Set exercise:
The entire listing is to be repeated verbatim.

Extracted records:

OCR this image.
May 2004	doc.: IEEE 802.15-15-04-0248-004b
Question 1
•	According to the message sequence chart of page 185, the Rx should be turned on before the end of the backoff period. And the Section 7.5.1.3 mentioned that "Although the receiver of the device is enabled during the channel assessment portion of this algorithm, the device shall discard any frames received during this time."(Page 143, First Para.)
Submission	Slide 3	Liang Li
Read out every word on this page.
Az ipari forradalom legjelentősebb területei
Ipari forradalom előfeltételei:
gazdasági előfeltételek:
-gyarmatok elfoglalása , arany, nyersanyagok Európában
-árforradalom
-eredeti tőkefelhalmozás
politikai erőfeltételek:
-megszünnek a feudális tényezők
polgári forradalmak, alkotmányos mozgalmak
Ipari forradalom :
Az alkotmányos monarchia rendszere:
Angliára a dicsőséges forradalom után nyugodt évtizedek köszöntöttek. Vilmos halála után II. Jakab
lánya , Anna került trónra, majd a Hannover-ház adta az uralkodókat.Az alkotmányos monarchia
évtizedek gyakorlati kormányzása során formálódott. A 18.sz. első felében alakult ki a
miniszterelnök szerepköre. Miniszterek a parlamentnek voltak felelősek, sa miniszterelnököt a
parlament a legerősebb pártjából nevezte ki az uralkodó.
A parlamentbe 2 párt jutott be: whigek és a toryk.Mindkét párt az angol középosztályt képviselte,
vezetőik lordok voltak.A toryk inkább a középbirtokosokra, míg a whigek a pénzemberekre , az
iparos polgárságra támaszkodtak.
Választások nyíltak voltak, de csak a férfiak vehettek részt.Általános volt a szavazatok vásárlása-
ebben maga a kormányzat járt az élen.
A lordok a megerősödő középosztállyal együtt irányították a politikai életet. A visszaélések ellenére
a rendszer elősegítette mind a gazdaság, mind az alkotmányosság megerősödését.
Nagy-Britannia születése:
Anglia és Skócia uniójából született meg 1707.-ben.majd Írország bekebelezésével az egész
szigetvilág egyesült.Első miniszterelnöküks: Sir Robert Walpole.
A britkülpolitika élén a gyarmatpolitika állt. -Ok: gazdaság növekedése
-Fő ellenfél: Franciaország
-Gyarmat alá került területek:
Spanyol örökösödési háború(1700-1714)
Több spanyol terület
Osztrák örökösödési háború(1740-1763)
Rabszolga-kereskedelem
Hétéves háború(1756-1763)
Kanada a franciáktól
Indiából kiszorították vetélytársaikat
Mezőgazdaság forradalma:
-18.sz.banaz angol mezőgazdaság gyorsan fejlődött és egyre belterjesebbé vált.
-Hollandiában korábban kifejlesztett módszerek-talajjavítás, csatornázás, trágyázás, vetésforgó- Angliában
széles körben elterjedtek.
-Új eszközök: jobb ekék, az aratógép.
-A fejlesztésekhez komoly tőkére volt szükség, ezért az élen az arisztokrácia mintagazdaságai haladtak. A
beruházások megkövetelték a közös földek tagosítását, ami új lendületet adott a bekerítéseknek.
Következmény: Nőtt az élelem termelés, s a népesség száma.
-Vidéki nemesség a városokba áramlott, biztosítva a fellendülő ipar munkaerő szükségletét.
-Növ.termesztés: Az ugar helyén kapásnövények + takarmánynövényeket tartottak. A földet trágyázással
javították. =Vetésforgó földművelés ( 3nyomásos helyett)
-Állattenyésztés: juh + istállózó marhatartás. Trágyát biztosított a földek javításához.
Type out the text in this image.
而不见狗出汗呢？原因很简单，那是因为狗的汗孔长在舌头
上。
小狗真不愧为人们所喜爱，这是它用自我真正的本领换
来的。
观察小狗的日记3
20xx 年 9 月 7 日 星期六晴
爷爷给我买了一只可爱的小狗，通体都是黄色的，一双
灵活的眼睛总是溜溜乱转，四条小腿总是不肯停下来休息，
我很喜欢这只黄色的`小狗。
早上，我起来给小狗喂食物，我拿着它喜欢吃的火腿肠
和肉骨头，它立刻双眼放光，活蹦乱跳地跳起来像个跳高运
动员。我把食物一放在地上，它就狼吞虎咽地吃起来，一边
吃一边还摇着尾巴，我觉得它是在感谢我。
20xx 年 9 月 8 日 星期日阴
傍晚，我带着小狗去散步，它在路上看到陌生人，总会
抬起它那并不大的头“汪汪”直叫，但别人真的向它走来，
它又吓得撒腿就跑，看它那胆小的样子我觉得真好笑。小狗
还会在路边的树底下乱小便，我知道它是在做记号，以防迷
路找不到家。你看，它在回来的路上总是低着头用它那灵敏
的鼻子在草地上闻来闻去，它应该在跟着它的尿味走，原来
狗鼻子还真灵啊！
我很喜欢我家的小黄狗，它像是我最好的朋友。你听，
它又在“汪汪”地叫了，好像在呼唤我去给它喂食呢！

Exercise solution:
OCR this image.
May 2004	doc.: IEEE 802.15-15-04-0248-004b
Question 1
•	According to the message sequence chart of page 185, the Rx should be turned on before the end of the backoff period. And the Section 7.5.1.3 mentioned that "Although the receiver of the device is enabled during the channel assessment portion of this algorithm, the device shall discard any frames received during this time."(Page 143, First Para.)
Submission	Slide 3	Liang Li
Read out every word on this page.
Az ipari forradalom legjelentősebb területei
Ipari forradalom előfeltételei:
gazdasági előfeltételek:
-gyarmatok elfoglalása , arany, nyersanyagok Európában
-árforradalom
-eredeti tőkefelhalmozás
politikai erőfeltételek:
-megszünnek a feudális tényezők
polgári forradalmak, alkotmányos mozgalmak
Ipari forradalom :
Az alkotmányos monarchia rendszere:
Angliára a dicsőséges forradalom után nyugodt évtizedek köszöntöttek. Vilmos halála után II. Jakab
lánya , Anna került trónra, majd a Hannover-ház adta az uralkodókat.Az alkotmányos monarchia
évtizedek gyakorlati kormányzása során formálódott. A 18.sz. első felében alakult ki a
miniszterelnök szerepköre. Miniszterek a parlamentnek voltak felelősek, sa miniszterelnököt a
parlament a legerősebb pártjából nevezte ki az uralkodó.
A parlamentbe 2 párt jutott be: whigek és a toryk.Mindkét párt az angol középosztályt képviselte,
vezetőik lordok voltak.A toryk inkább a középbirtokosokra, míg a whigek a pénzemberekre , az
iparos polgárságra támaszkodtak.
Választások nyíltak voltak, de csak a férfiak vehettek részt.Általános volt a szavazatok vásárlása-
ebben maga a kormányzat járt az élen.
A lordok a megerősödő középosztállyal együtt irányították a politikai életet. A visszaélések ellenére
a rendszer elősegítette mind a gazdaság, mind az alkotmányosság megerősödését.
Nagy-Britannia születése:
Anglia és Skócia uniójából született meg 1707.-ben.majd Írország bekebelezésével az egész
szigetvilág egyesült.Első miniszterelnöküks: Sir Robert Walpole.
A britkülpolitika élén a gyarmatpolitika állt. -Ok: gazdaság növekedése
-Fő ellenfél: Franciaország
-Gyarmat alá került területek:
Spanyol örökösödési háború(1700-1714)
Több spanyol terület
Osztrák örökösödési háború(1740-1763)
Rabszolga-kereskedelem
Hétéves háború(1756-1763)
Kanada a franciáktól
Indiából kiszorították vetélytársaikat
Mezőgazdaság forradalma:
-18.sz.banaz angol mezőgazdaság gyorsan fejlődött és egyre belterjesebbé vált.
-Hollandiában korábban kifejlesztett módszerek-talajjavítás, csatornázás, trágyázás, vetésforgó- Angliában
széles körben elterjedtek.
-Új eszközök: jobb ekék, az aratógép.
-A fejlesztésekhez komoly tőkére volt szükség, ezért az élen az arisztokrácia mintagazdaságai haladtak. A
beruházások megkövetelték a közös földek tagosítását, ami új lendületet adott a bekerítéseknek.
Következmény: Nőtt az élelem termelés, s a népesség száma.
-Vidéki nemesség a városokba áramlott, biztosítva a fellendülő ipar munkaerő szükségletét.
-Növ.termesztés: Az ugar helyén kapásnövények + takarmánynövényeket tartottak. A földet trágyázással
javították. =Vetésforgó földművelés ( 3nyomásos helyett)
-Állattenyésztés: juh + istállózó marhatartás. Trágyát biztosított a földek javításához.
Type out the text in this image.
而不见狗出汗呢？原因很简单，那是因为狗的汗孔长在舌头
上。
小狗真不愧为人们所喜爱，这是它用自我真正的本领换
来的。
观察小狗的日记3
20xx 年 9 月 7 日 星期六晴
爷爷给我买了一只可爱的小狗，通体都是黄色的，一双
灵活的眼睛总是溜溜乱转，四条小腿总是不肯停下来休息，
我很喜欢这只黄色的`小狗。
早上，我起来给小狗喂食物，我拿着它喜欢吃的火腿肠
和肉骨头，它立刻双眼放光，活蹦乱跳地跳起来像个跳高运
动员。我把食物一放在地上，它就狼吞虎咽地吃起来，一边
吃一边还摇着尾巴，我觉得它是在感谢我。
20xx 年 9 月 8 日 星期日阴
傍晚，我带着小狗去散步，它在路上看到陌生人，总会
抬起它那并不大的头“汪汪”直叫，但别人真的向它走来，
它又吓得撒腿就跑，看它那胆小的样子我觉得真好笑。小狗
还会在路边的树底下乱小便，我知道它是在做记号，以防迷
路找不到家。你看，它在回来的路上总是低着头用它那灵敏
的鼻子在草地上闻来闻去，它应该在跟着它的尿味走，原来
狗鼻子还真灵啊！
我很喜欢我家的小黄狗，它像是我最好的朋友。你听，
它又在“汪汪”地叫了，好像在呼唤我去给它喂食呢！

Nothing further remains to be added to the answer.